## Data extract
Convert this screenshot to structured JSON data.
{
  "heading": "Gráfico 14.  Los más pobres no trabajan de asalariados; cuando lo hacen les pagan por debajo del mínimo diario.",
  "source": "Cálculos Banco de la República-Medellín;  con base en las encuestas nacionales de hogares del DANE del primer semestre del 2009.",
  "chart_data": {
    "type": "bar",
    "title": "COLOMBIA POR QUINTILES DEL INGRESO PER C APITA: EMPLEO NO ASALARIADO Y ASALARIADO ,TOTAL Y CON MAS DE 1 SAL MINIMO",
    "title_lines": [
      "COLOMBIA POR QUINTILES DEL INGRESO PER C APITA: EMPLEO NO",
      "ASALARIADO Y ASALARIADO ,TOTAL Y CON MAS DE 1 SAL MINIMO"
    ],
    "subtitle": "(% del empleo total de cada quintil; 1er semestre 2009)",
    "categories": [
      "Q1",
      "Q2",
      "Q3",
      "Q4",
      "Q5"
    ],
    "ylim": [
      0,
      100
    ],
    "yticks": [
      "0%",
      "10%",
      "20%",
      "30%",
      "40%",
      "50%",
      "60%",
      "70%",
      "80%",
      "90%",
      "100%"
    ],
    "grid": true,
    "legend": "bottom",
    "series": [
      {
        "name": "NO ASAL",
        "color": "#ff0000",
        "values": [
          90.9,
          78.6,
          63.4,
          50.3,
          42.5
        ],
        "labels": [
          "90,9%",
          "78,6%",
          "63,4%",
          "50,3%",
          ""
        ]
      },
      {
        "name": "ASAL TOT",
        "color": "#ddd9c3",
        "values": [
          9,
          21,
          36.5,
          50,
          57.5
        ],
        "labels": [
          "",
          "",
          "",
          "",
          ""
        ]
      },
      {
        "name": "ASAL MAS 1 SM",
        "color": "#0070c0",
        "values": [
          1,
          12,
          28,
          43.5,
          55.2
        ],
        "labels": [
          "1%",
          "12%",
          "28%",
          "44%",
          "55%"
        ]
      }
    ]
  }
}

## What this task involves
The records are above. How many lines in them contain the word "INGRESO"? Give the number alone.

## Completed task
2